TASK DIRECTIONS ▸ Lines holding the string "регулирования" are the ones to copy from this listing.

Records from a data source
■ ■ ■

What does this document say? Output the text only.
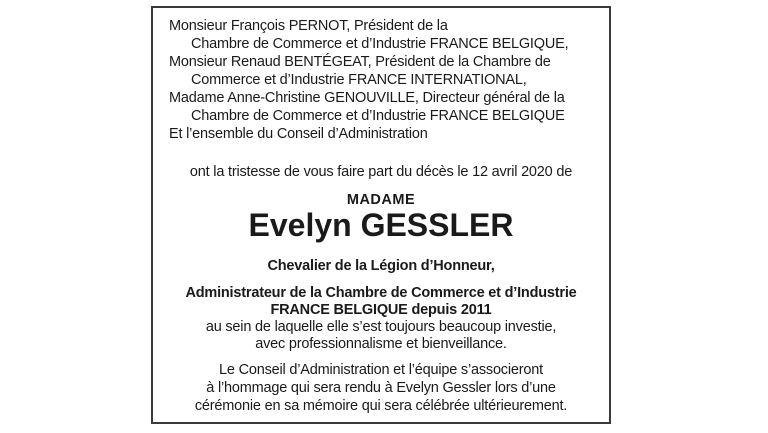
Monsieur François PERNOT, Président de la
Chambre de Commerce et d’Industrie FRANCE BELGIQUE,
Monsieur Renaud BENTÉGEAT, Président de la Chambre de
Commerce et d’Industrie FRANCE INTERNATIONAL,
Madame Anne-Christine GENOUVILLE, Directeur général de la
Chambre de Commerce et d’Industrie FRANCE BELGIQUE
Et l’ensemble du Conseil d’Administration
ont la tristesse de vous faire part du décès le 12 avril 2020 de
MADAME
Evelyn GESSLER
Chevalier de la Légion d’Honneur,
Administrateur de la Chambre de Commerce et d’Industrie
FRANCE BELGIQUE depuis 2011
au sein de laquelle elle s’est toujours beaucoup investie,
avec professionnalisme et bienveillance.
Le Conseil d’Administration et l’équipe s’associeront
à l’hommage qui sera rendu à Evelyn Gessler lors d’une
cérémonie en sa mémoire qui sera célébrée ultérieurement.
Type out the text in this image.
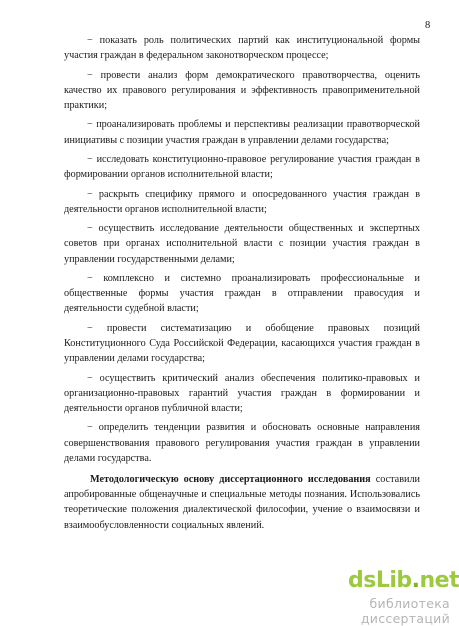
8

− показать роль политических партий как институциональной формы участия граждан в федеральном законотворческом процессе;

− провести анализ форм демократического правотворчества, оценить качество их правового регулирования и эффективность правоприменительной практики;

− проанализировать проблемы и перспективы реализации правотворческой инициативы с позиции участия граждан в управлении делами государства;

− исследовать конституционно-правовое регулирование участия граждан в формировании органов исполнительной власти;

− раскрыть специфику прямого и опосредованного участия граждан в деятельности органов исполнительной власти;

− осуществить исследование деятельности общественных и экспертных советов при органах исполнительной власти с позиции участия граждан в управлении государственными делами;

− комплексно и системно проанализировать профессиональные и общественные формы участия граждан в отправлении правосудия и деятельности судебной власти;

− провести систематизацию и обобщение правовых позиций Конституционного Суда Российской Федерации, касающихся участия граждан в управлении делами государства;

− осуществить критический анализ обеспечения политико-правовых и организационно-правовых гарантий участия граждан в формировании и деятельности органов публичной власти;

− определить тенденции развития и обосновать основные направления совершенствования правового регулирования участия граждан в управлении делами государства.

Методологическую основу диссертационного исследования составили апробированные общенаучные и специальные методы познания. Использовались теоретические положения диалектической философии, учение о взаимосвязи и взаимообусловленности социальных явлений.

dsLib.net
библиотека диссертаций
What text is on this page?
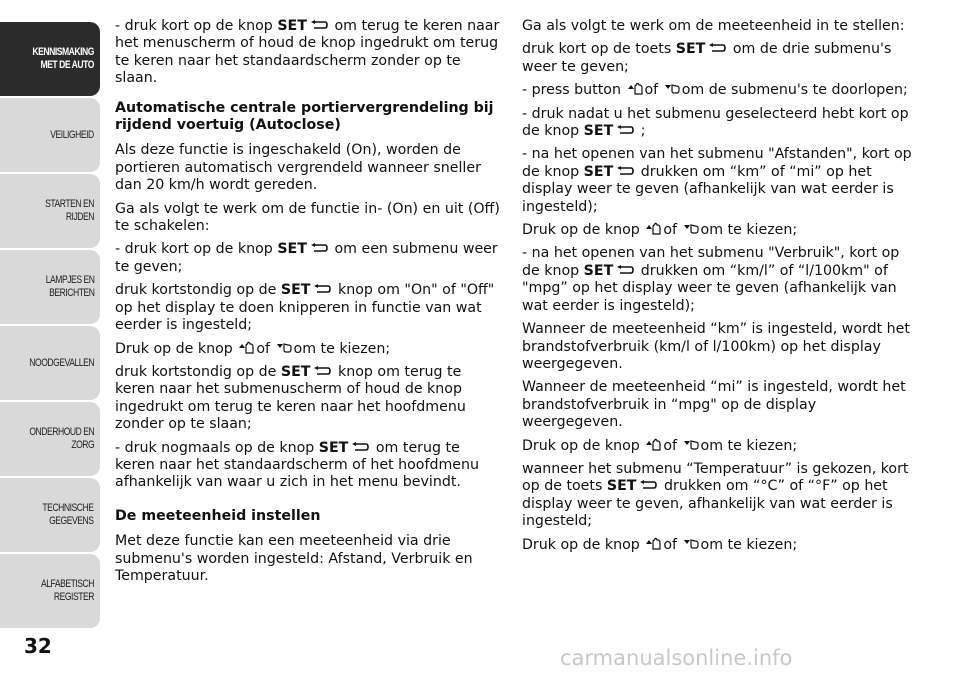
KENNISMAKING
MET DE AUTO
VEILIGHEID
STARTEN EN RIJDEN
LAMPJES EN
BERICHTEN
NOODGEVALLEN
ONDERHOUD EN
ZORG
TECHNISCHE
GEGEVENS
ALFABETISCH
REGISTER
32

- druk kort op de knop SET om terug te keren naar het menuscherm of houd de knop ingedrukt om terug te keren naar het standaardscherm zonder op te slaan.

Automatische centrale portiervergrendeling bij rijdend voertuig (Autoclose)

Als deze functie is ingeschakeld (On), worden de portieren automatisch vergrendeld wanneer sneller dan 20 km/h wordt gereden.

Ga als volgt te werk om de functie in- (On) en uit (Off) te schakelen:

- druk kort op de knop SET om een submenu weer te geven;

druk kortstondig op de SET knop om "On" of "Off" op het display te doen knipperen in functie van wat eerder is ingesteld;

Druk op de knop of om te kiezen;

druk kortstondig op de SET knop om terug te keren naar het submenuscherm of houd de knop ingedrukt om terug te keren naar het hoofdmenu zonder op te slaan;

- druk nogmaals op de knop SET om terug te keren naar het standaardscherm of het hoofdmenu afhankelijk van waar u zich in het menu bevindt.

De meeteenheid instellen

Met deze functie kan een meeteenheid via drie submenu's worden ingesteld: Afstand, Verbruik en Temperatuur.

Ga als volgt te werk om de meeteenheid in te stellen:

druk kort op de toets SET om de drie submenu's weer te geven;

- press button of om de submenu's te doorlopen;

- druk nadat u het submenu geselecteerd hebt kort op de knop SET ;

- na het openen van het submenu "Afstanden", kort op de knop SET drukken om “km” of “mi” op het display weer te geven (afhankelijk van wat eerder is ingesteld);

Druk op de knop of om te kiezen;

- na het openen van het submenu "Verbruik", kort op de knop SET drukken om “km/l” of “l/100km" of "mpg” op het display weer te geven (afhankelijk van wat eerder is ingesteld);

Wanneer de meeteenheid “km” is ingesteld, wordt het brandstofverbruik (km/l of l/100km) op het display weergegeven.

Wanneer de meeteenheid “mi” is ingesteld, wordt het brandstofverbruik in “mpg" op de display weergegeven.

Druk op de knop of om te kiezen;

wanneer het submenu “Temperatuur” is gekozen, kort op de toets SET drukken om “°C” of “°F” op het display weer te geven, afhankelijk van wat eerder is ingesteld;

Druk op de knop of om te kiezen;

carmanualsonline.info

■ ■ ■

WORKED SOLUTION ▸
− провести анализ форм демократического правотворчества, оценить качество их правового регулирования и эффективность правоприменительной практики;
− определить тенденции развития и обосновать основные направления совершенствования правового регулирования участия граждан в управлении делами государства.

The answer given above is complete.